REQUIRED TASK => Copy out the complete listing, word for word.

AVAILABLE RECORDS =>
_ _ _

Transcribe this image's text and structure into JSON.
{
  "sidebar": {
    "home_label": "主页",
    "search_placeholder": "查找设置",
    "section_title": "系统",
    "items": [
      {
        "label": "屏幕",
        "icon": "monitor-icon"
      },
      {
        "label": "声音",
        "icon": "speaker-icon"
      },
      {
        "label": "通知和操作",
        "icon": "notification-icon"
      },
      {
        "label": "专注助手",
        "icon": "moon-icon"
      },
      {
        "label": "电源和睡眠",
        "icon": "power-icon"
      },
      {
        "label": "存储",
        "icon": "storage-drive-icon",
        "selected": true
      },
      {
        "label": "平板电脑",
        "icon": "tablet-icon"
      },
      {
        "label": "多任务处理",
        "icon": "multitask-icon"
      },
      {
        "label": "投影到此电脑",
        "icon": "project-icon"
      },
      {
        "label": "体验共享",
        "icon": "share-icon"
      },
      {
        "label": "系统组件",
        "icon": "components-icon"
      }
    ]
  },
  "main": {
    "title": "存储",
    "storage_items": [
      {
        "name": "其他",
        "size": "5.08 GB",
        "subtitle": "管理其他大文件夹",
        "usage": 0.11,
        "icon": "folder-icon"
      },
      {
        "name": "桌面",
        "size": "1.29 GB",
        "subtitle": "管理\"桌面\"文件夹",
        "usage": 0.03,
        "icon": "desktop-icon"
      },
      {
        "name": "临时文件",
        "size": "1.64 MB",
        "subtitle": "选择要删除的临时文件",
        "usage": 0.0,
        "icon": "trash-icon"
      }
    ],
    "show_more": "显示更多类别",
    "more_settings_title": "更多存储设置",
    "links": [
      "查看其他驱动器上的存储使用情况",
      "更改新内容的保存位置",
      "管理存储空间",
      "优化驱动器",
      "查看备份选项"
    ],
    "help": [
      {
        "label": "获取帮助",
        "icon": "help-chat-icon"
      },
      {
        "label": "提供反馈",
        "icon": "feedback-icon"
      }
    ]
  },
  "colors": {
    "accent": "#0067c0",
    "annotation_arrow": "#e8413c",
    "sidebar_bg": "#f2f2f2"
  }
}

_ _ _

WRITTEN RESPONSE =>
Transcribe this image's text and structure into JSON.
{
  "sidebar": {
    "home_label": "主页",
    "search_placeholder": "查找设置",
    "section_title": "系统",
    "items": [
      {
        "label": "屏幕",
        "icon": "monitor-icon"
      },
      {
        "label": "声音",
        "icon": "speaker-icon"
      },
      {
        "label": "通知和操作",
        "icon": "notification-icon"
      },
      {
        "label": "专注助手",
        "icon": "moon-icon"
      },
      {
        "label": "电源和睡眠",
        "icon": "power-icon"
      },
      {
        "label": "存储",
        "icon": "storage-drive-icon",
        "selected": true
      },
      {
        "label": "平板电脑",
        "icon": "tablet-icon"
      },
      {
        "label": "多任务处理",
        "icon": "multitask-icon"
      },
      {
        "label": "投影到此电脑",
        "icon": "project-icon"
      },
      {
        "label": "体验共享",
        "icon": "share-icon"
      },
      {
        "label": "系统组件",
        "icon": "components-icon"
      }
    ]
  },
  "main": {
    "title": "存储",
    "storage_items": [
      {
        "name": "其他",
        "size": "5.08 GB",
        "subtitle": "管理其他大文件夹",
        "usage": 0.11,
        "icon": "folder-icon"
      },
      {
        "name": "桌面",
        "size": "1.29 GB",
        "subtitle": "管理\"桌面\"文件夹",
        "usage": 0.03,
        "icon": "desktop-icon"
      },
      {
        "name": "临时文件",
        "size": "1.64 MB",
        "subtitle": "选择要删除的临时文件",
        "usage": 0.0,
        "icon": "trash-icon"
      }
    ],
    "show_more": "显示更多类别",
    "more_settings_title": "更多存储设置",
    "links": [
      "查看其他驱动器上的存储使用情况",
      "更改新内容的保存位置",
      "管理存储空间",
      "优化驱动器",
      "查看备份选项"
    ],
    "help": [
      {
        "label": "获取帮助",
        "icon": "help-chat-icon"
      },
      {
        "label": "提供反馈",
        "icon": "feedback-icon"
      }
    ]
  },
  "colors": {
    "accent": "#0067c0",
    "annotation_arrow": "#e8413c",
    "sidebar_bg": "#f2f2f2"
  }
}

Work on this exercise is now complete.